YOUR GOAL
Using the records below, give the number of lines where the word "курс" appears, with no further output.

Chart and figure data
==========

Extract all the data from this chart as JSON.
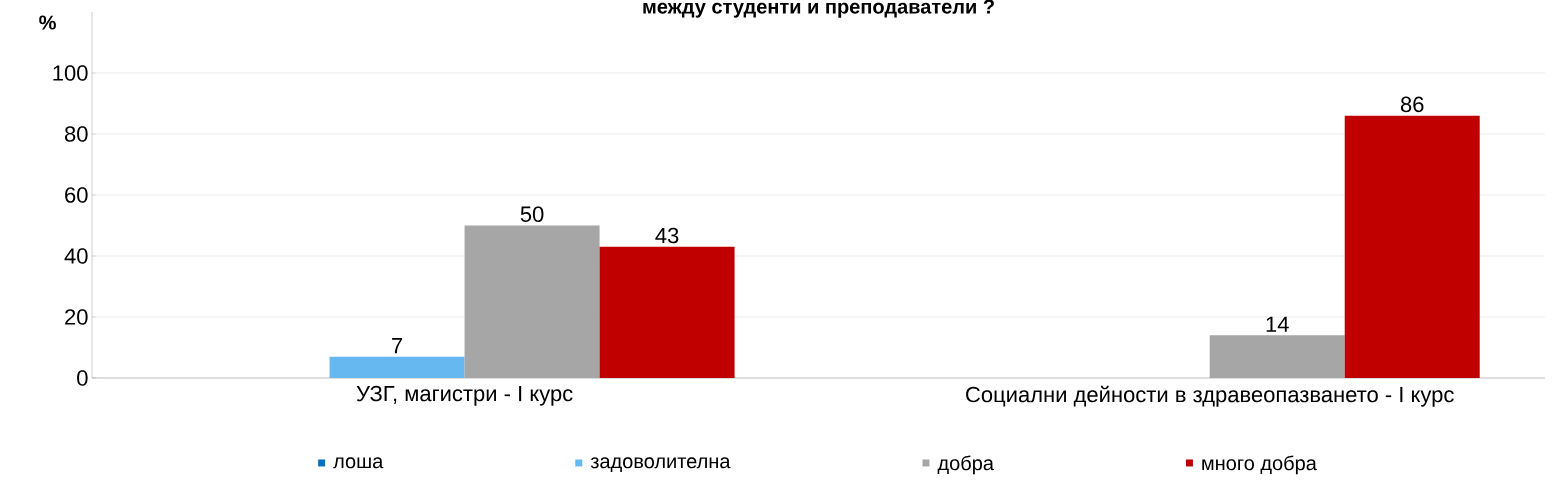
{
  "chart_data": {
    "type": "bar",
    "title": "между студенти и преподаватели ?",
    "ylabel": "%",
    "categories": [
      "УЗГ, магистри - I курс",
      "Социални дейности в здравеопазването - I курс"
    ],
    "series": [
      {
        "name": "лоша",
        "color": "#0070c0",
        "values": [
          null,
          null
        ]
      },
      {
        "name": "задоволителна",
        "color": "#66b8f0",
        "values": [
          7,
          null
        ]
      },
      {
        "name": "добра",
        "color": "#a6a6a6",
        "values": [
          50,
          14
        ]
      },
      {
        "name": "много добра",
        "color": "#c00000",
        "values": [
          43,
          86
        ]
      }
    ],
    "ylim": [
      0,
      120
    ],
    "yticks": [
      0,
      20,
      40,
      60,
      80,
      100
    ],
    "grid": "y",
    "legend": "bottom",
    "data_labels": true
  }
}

==========

SOLUTION FOR THIS PROBLEM
2